_TASK PROMPT_. The records below must be retyped exactly.

_RECORDS SUPPLIED_.

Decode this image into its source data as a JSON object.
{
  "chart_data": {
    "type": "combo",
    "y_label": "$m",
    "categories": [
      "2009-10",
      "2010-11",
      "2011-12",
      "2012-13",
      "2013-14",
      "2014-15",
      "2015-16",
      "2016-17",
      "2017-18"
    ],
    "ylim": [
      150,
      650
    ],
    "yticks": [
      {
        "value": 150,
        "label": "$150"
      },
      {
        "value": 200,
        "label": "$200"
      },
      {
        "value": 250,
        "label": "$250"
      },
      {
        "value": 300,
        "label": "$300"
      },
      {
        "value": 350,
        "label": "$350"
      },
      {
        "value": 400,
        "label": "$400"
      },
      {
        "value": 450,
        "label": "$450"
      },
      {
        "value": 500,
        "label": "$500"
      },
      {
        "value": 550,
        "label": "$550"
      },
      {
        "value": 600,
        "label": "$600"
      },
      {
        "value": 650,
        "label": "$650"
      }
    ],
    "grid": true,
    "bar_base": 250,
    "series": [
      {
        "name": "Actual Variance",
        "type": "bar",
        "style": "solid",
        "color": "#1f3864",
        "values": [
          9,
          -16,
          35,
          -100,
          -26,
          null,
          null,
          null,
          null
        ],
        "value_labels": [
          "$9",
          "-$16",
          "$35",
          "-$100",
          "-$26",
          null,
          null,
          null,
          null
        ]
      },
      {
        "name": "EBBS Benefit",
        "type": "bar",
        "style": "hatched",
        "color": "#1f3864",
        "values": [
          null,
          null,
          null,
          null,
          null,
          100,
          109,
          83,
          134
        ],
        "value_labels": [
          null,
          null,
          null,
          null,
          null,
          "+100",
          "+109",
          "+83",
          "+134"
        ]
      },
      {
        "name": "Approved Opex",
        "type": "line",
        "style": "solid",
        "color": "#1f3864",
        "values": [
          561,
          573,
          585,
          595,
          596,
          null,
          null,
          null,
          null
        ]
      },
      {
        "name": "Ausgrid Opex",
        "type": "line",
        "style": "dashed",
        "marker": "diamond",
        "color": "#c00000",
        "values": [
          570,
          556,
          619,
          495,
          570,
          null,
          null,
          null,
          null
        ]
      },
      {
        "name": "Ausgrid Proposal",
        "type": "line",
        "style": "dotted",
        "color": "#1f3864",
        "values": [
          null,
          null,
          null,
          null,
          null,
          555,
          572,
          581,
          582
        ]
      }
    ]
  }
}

_OUTPUT OF THE EXERCISE_.
Decode this image into its source data as a JSON object.
{
  "chart_data": {
    "type": "combo",
    "y_label": "$m",
    "categories": [
      "2009-10",
      "2010-11",
      "2011-12",
      "2012-13",
      "2013-14",
      "2014-15",
      "2015-16",
      "2016-17",
      "2017-18"
    ],
    "ylim": [
      150,
      650
    ],
    "yticks": [
      {
        "value": 150,
        "label": "$150"
      },
      {
        "value": 200,
        "label": "$200"
      },
      {
        "value": 250,
        "label": "$250"
      },
      {
        "value": 300,
        "label": "$300"
      },
      {
        "value": 350,
        "label": "$350"
      },
      {
        "value": 400,
        "label": "$400"
      },
      {
        "value": 450,
        "label": "$450"
      },
      {
        "value": 500,
        "label": "$500"
      },
      {
        "value": 550,
        "label": "$550"
      },
      {
        "value": 600,
        "label": "$600"
      },
      {
        "value": 650,
        "label": "$650"
      }
    ],
    "grid": true,
    "bar_base": 250,
    "series": [
      {
        "name": "Actual Variance",
        "type": "bar",
        "style": "solid",
        "color": "#1f3864",
        "values": [
          9,
          -16,
          35,
          -100,
          -26,
          null,
          null,
          null,
          null
        ],
        "value_labels": [
          "$9",
          "-$16",
          "$35",
          "-$100",
          "-$26",
          null,
          null,
          null,
          null
        ]
      },
      {
        "name": "EBBS Benefit",
        "type": "bar",
        "style": "hatched",
        "color": "#1f3864",
        "values": [
          null,
          null,
          null,
          null,
          null,
          100,
          109,
          83,
          134
        ],
        "value_labels": [
          null,
          null,
          null,
          null,
          null,
          "+100",
          "+109",
          "+83",
          "+134"
        ]
      },
      {
        "name": "Approved Opex",
        "type": "line",
        "style": "solid",
        "color": "#1f3864",
        "values": [
          561,
          573,
          585,
          595,
          596,
          null,
          null,
          null,
          null
        ]
      },
      {
        "name": "Ausgrid Opex",
        "type": "line",
        "style": "dashed",
        "marker": "diamond",
        "color": "#c00000",
        "values": [
          570,
          556,
          619,
          495,
          570,
          null,
          null,
          null,
          null
        ]
      },
      {
        "name": "Ausgrid Proposal",
        "type": "line",
        "style": "dotted",
        "color": "#1f3864",
        "values": [
          null,
          null,
          null,
          null,
          null,
          555,
          572,
          581,
          582
        ]
      }
    ]
  }
}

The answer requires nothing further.